TO BE DONE: Lines containing the word "Ciudades" are the ones to copy from the records below.

::::::

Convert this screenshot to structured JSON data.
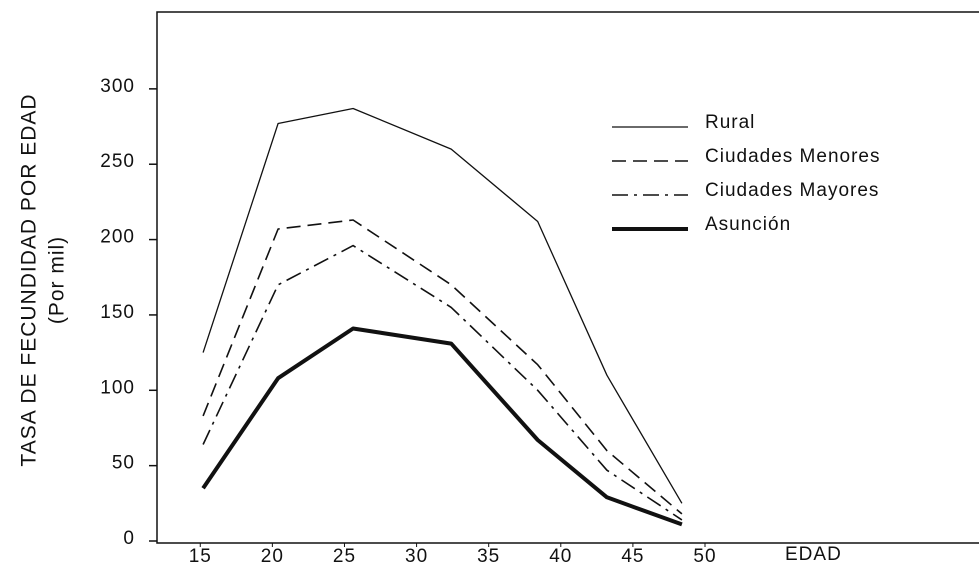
{
  "chart_data": {
    "type": "line",
    "ylabel": "TASA DE FECUNDIDAD POR EDAD",
    "ylabel_unit": "(Por mil)",
    "xlabel": "EDAD",
    "x": [
      15.2,
      20.4,
      25.6,
      32.4,
      38.4,
      43.2,
      48.4
    ],
    "series": [
      {
        "name": "Rural",
        "color": "#111111",
        "line_style": "solid",
        "line_width": 1.3,
        "values": [
          125,
          277,
          287,
          260,
          212,
          110,
          25
        ]
      },
      {
        "name": "Ciudades Menores",
        "color": "#111111",
        "line_style": "dashed",
        "line_width": 1.6,
        "values": [
          83,
          207,
          213,
          170,
          117,
          60,
          18
        ]
      },
      {
        "name": "Ciudades Mayores",
        "color": "#111111",
        "line_style": "dashdot",
        "line_width": 1.6,
        "values": [
          64,
          170,
          196,
          155,
          100,
          47,
          14
        ]
      },
      {
        "name": "Asunción",
        "color": "#111111",
        "line_style": "solid",
        "line_width": 4,
        "values": [
          35,
          108,
          141,
          131,
          67,
          29,
          11
        ]
      }
    ],
    "xlim": [
      12,
      69
    ],
    "xticks": [
      15,
      20,
      25,
      30,
      35,
      40,
      45,
      50
    ],
    "ylim": [
      0,
      351
    ],
    "yticks": [
      0,
      50,
      100,
      150,
      200,
      250,
      300
    ],
    "legend": "upper right",
    "grid": false
  }
}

::::::

ANSWER:
        "name": "Ciudades Menores",
        "name": "Ciudades Mayores",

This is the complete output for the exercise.